- Dataset records

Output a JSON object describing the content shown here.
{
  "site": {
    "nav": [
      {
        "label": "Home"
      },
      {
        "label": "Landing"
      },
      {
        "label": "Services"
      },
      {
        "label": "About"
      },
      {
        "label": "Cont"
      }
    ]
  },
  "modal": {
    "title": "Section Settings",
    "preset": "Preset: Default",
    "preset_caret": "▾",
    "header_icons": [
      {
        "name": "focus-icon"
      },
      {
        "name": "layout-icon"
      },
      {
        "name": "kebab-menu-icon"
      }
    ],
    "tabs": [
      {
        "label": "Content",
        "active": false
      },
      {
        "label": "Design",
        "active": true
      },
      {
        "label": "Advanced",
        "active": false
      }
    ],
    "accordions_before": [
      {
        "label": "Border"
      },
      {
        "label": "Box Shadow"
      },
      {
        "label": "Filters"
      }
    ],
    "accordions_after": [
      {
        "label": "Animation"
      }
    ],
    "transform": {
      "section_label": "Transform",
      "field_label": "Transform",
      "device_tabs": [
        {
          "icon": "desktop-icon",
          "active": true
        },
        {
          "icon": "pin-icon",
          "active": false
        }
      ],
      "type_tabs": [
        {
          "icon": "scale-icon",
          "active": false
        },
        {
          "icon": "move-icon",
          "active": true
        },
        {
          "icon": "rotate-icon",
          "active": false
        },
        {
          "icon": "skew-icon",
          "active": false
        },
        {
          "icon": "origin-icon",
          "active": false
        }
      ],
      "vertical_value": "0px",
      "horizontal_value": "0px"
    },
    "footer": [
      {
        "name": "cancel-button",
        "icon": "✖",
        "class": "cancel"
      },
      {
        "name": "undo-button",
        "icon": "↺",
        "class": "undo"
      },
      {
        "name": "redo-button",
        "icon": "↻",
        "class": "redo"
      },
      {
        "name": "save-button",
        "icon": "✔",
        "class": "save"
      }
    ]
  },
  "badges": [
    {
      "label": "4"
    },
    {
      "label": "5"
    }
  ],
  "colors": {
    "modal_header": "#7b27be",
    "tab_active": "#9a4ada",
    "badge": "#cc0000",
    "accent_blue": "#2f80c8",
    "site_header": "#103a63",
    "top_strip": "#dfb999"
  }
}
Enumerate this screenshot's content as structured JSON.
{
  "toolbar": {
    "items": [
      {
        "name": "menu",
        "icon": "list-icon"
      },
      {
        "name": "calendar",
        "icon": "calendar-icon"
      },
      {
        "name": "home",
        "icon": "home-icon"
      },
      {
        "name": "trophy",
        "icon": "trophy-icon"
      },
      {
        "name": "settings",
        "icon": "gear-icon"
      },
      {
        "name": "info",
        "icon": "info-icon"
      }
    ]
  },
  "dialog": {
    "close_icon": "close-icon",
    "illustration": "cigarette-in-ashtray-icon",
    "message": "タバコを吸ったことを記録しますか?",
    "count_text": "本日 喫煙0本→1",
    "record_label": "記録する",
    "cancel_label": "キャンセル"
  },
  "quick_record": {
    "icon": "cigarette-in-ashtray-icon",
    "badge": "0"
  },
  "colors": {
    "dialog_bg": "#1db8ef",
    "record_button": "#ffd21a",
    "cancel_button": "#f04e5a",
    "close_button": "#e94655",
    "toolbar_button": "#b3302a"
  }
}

- TASK TO COMPLETE
The lines to reproduce run from the line containing "Enumerate this screenshot's" to the end of the listing; write them out exactly and add nothing.

- THE COMPLETED TASK
Enumerate this screenshot's content as structured JSON.
{
  "toolbar": {
    "items": [
      {
        "name": "menu",
        "icon": "list-icon"
      },
      {
        "name": "calendar",
        "icon": "calendar-icon"
      },
      {
        "name": "home",
        "icon": "home-icon"
      },
      {
        "name": "trophy",
        "icon": "trophy-icon"
      },
      {
        "name": "settings",
        "icon": "gear-icon"
      },
      {
        "name": "info",
        "icon": "info-icon"
      }
    ]
  },
  "dialog": {
    "close_icon": "close-icon",
    "illustration": "cigarette-in-ashtray-icon",
    "message": "タバコを吸ったことを記録しますか?",
    "count_text": "本日 喫煙0本→1",
    "record_label": "記録する",
    "cancel_label": "キャンセル"
  },
  "quick_record": {
    "icon": "cigarette-in-ashtray-icon",
    "badge": "0"
  },
  "colors": {
    "dialog_bg": "#1db8ef",
    "record_button": "#ffd21a",
    "cancel_button": "#f04e5a",
    "close_button": "#e94655",
    "toolbar_button": "#b3302a"
  }
}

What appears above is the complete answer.